Objective:
Give an exact copy of every line, leaving images out.

Given data:
+++
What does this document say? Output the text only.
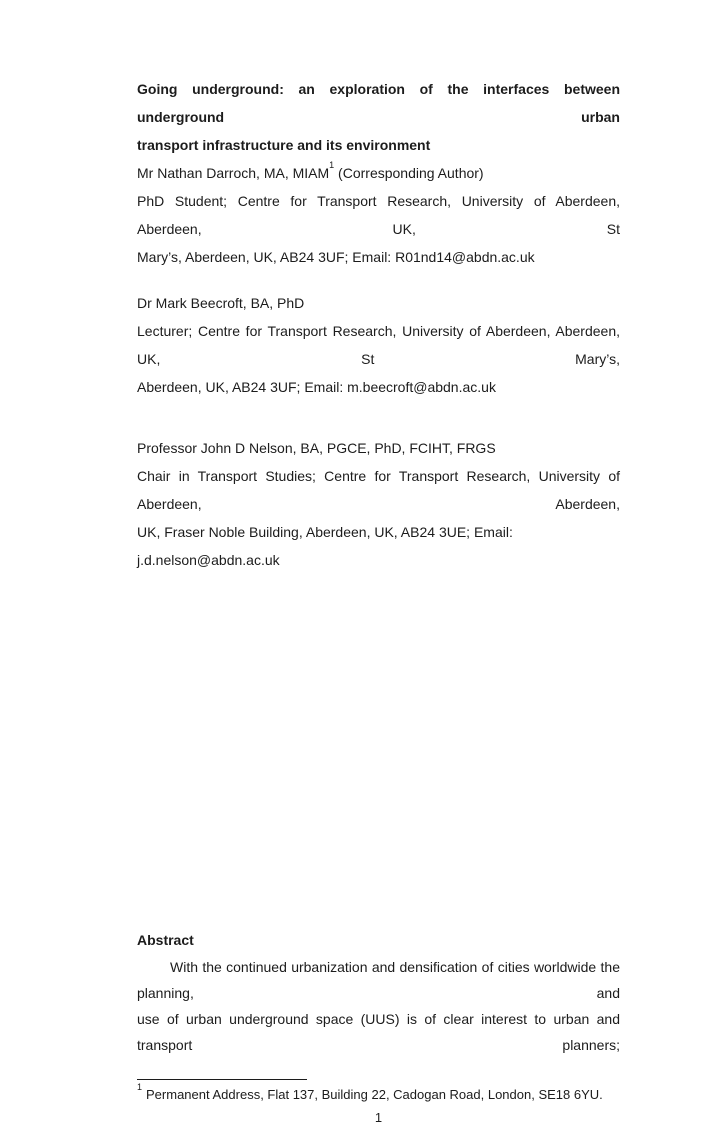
Going underground: an exploration of the interfaces between underground urban
transport infrastructure and its environment
Mr Nathan Darroch, MA, MIAM$^1$ (Corresponding Author)
PhD Student; Centre for Transport Research, University of Aberdeen, Aberdeen, UK, St
Mary’s, Aberdeen, UK, AB24 3UF; Email: R01nd14@abdn.ac.uk
Dr Mark Beecroft, BA, PhD
Lecturer; Centre for Transport Research, University of Aberdeen, Aberdeen, UK, St Mary’s,
Aberdeen, UK, AB24 3UF; Email: m.beecroft@abdn.ac.uk
Professor John D Nelson, BA, PGCE, PhD, FCIHT, FRGS
Chair in Transport Studies; Centre for Transport Research, University of Aberdeen, Aberdeen,
UK, Fraser Noble Building, Aberdeen, UK, AB24 3UE; Email: j.d.nelson@abdn.ac.uk
Abstract
With the continued urbanization and densification of cities worldwide the planning, and
use of urban underground space (UUS) is of clear interest to urban and transport planners;
$^1$Permanent Address, Flat 137, Building 22, Cadogan Road, London, SE18 6YU.
1
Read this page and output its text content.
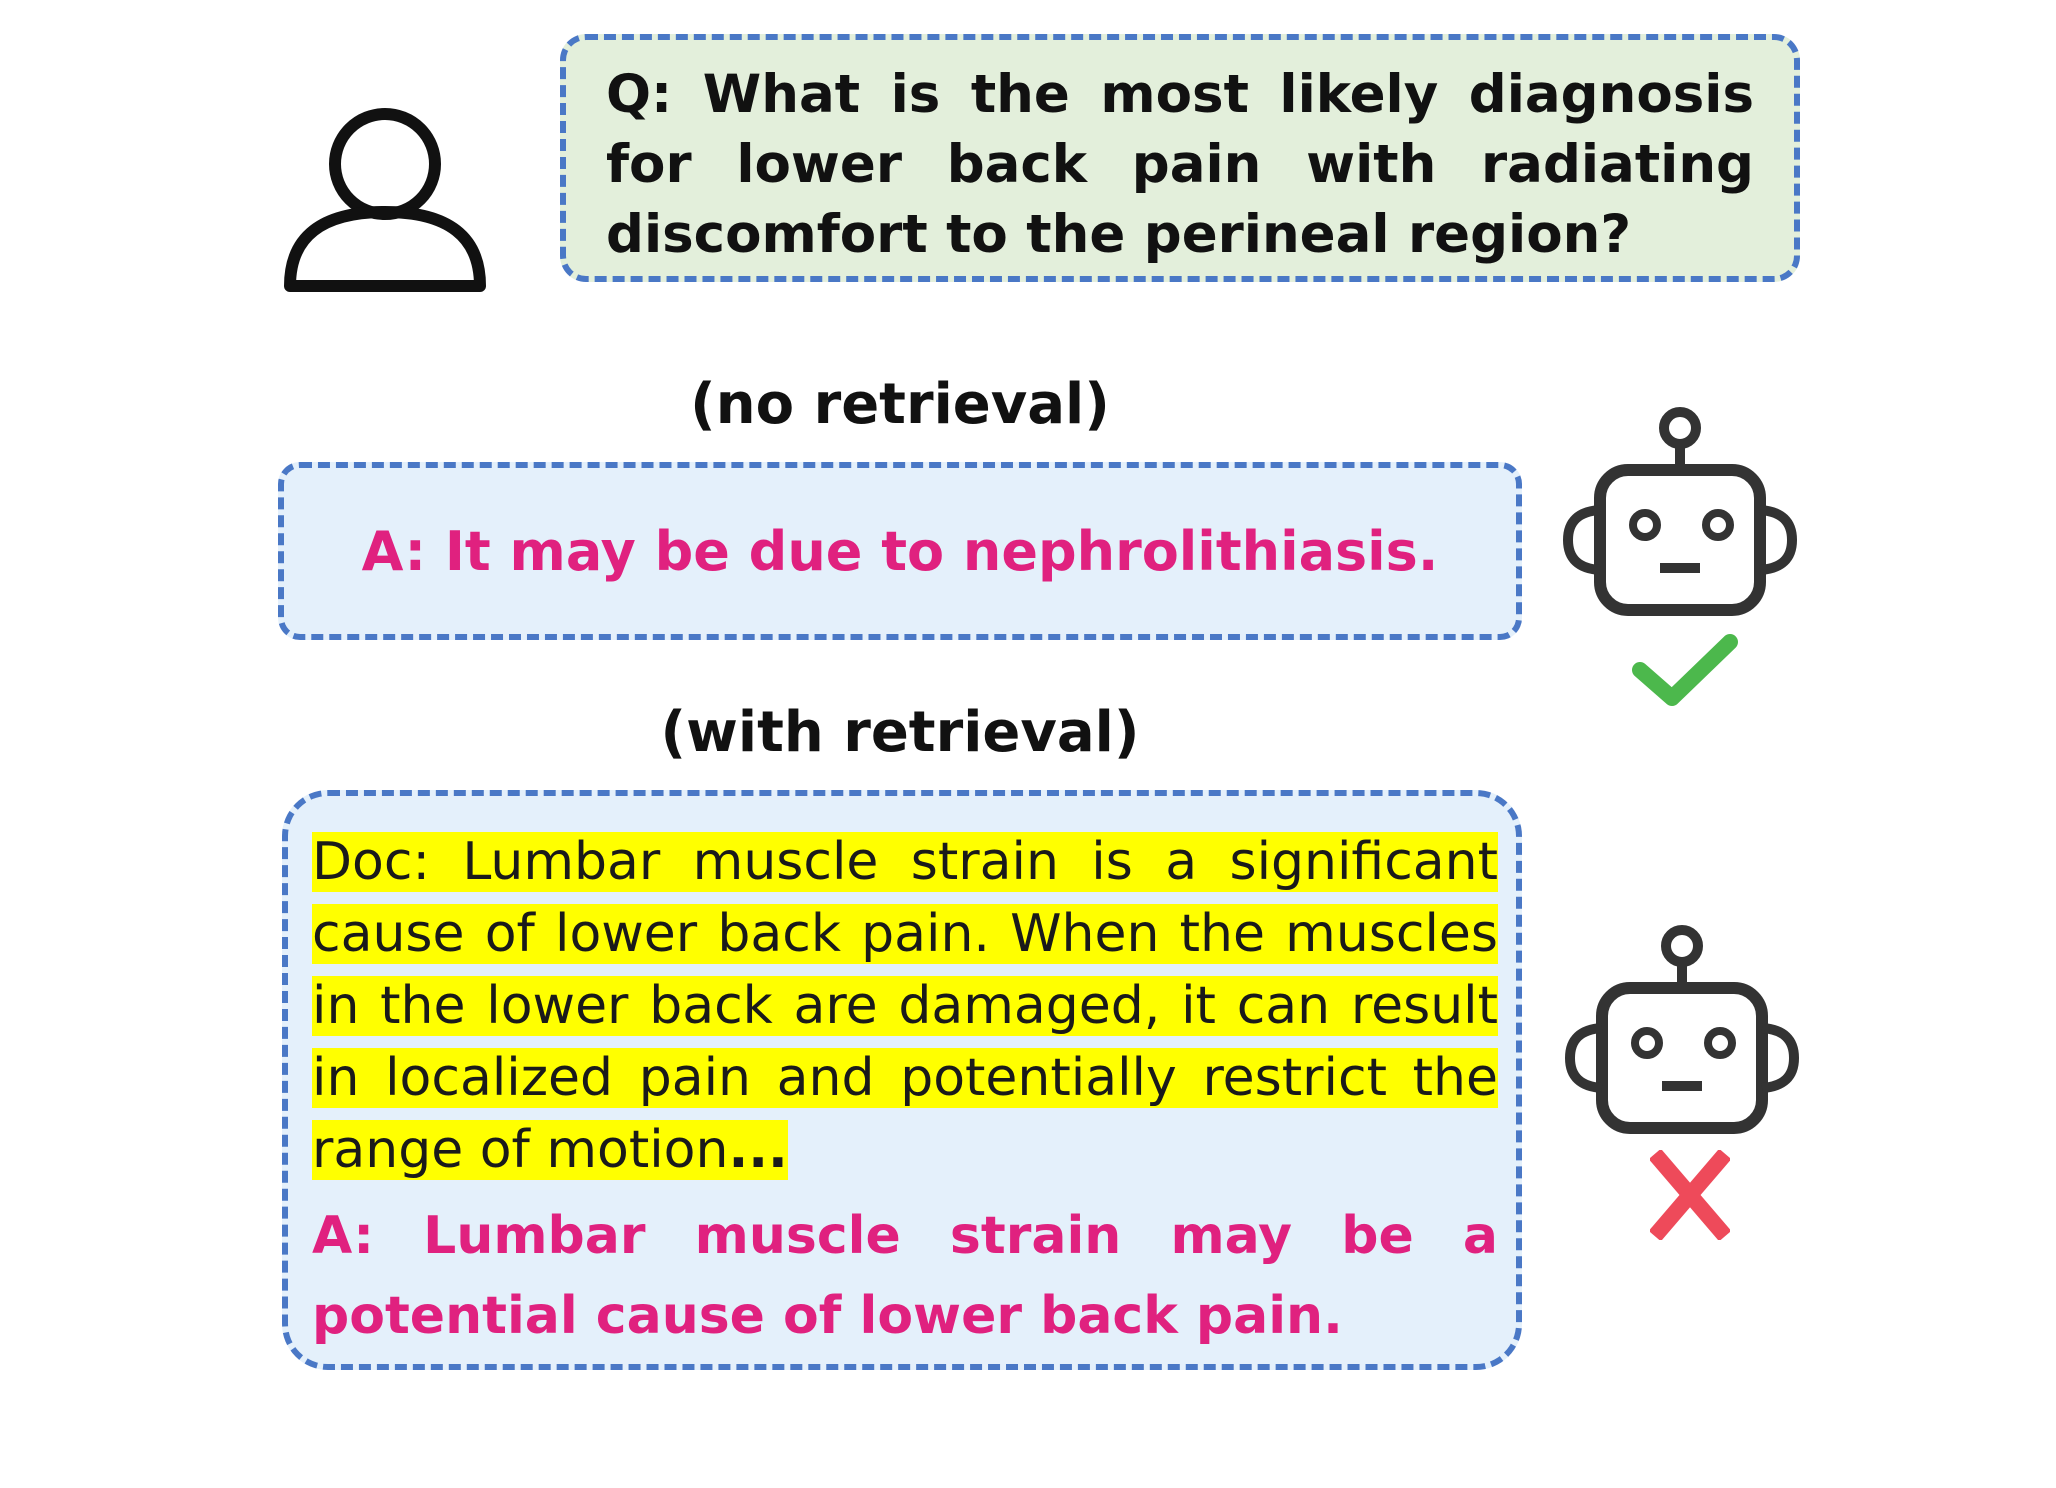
Q: What is the most likely diagnosis for lower back pain with radiating discomfort to the perineal region?
(no retrieval)
A: It may be due to nephrolithiasis.
(with retrieval)
Doc: Lumbar muscle strain is a significant cause of lower back pain. When the muscles in the lower back are damaged, it can result in localized pain and potentially restrict the range of motion...
A: Lumbar muscle strain may be a potential cause of lower back pain.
+++
Problem solution:
What does this document say? Output the text only.
Going underground: an exploration of the interfaces between underground urban
transport infrastructure and its environment
Mr Nathan Darroch, MA, MIAM$^1$ (Corresponding Author)
PhD Student; Centre for Transport Research, University of Aberdeen, Aberdeen, UK, St
Mary’s, Aberdeen, UK, AB24 3UF; Email: R01nd14@abdn.ac.uk
Dr Mark Beecroft, BA, PhD
Lecturer; Centre for Transport Research, University of Aberdeen, Aberdeen, UK, St Mary’s,
Aberdeen, UK, AB24 3UF; Email: m.beecroft@abdn.ac.uk
Professor John D Nelson, BA, PGCE, PhD, FCIHT, FRGS
Chair in Transport Studies; Centre for Transport Research, University of Aberdeen, Aberdeen,
UK, Fraser Noble Building, Aberdeen, UK, AB24 3UE; Email: j.d.nelson@abdn.ac.uk
Abstract
With the continued urbanization and densification of cities worldwide the planning, and
use of urban underground space (UUS) is of clear interest to urban and transport planners;
$^1$Permanent Address, Flat 137, Building 22, Cadogan Road, London, SE18 6YU.
1
Read this page and output its text content.
Q: What is the most likely diagnosis for lower back pain with radiating discomfort to the perineal region?
(no retrieval)
A: It may be due to nephrolithiasis.
(with retrieval)
Doc: Lumbar muscle strain is a significant cause of lower back pain. When the muscles in the lower back are damaged, it can result in localized pain and potentially restrict the range of motion...
A: Lumbar muscle strain may be a potential cause of lower back pain.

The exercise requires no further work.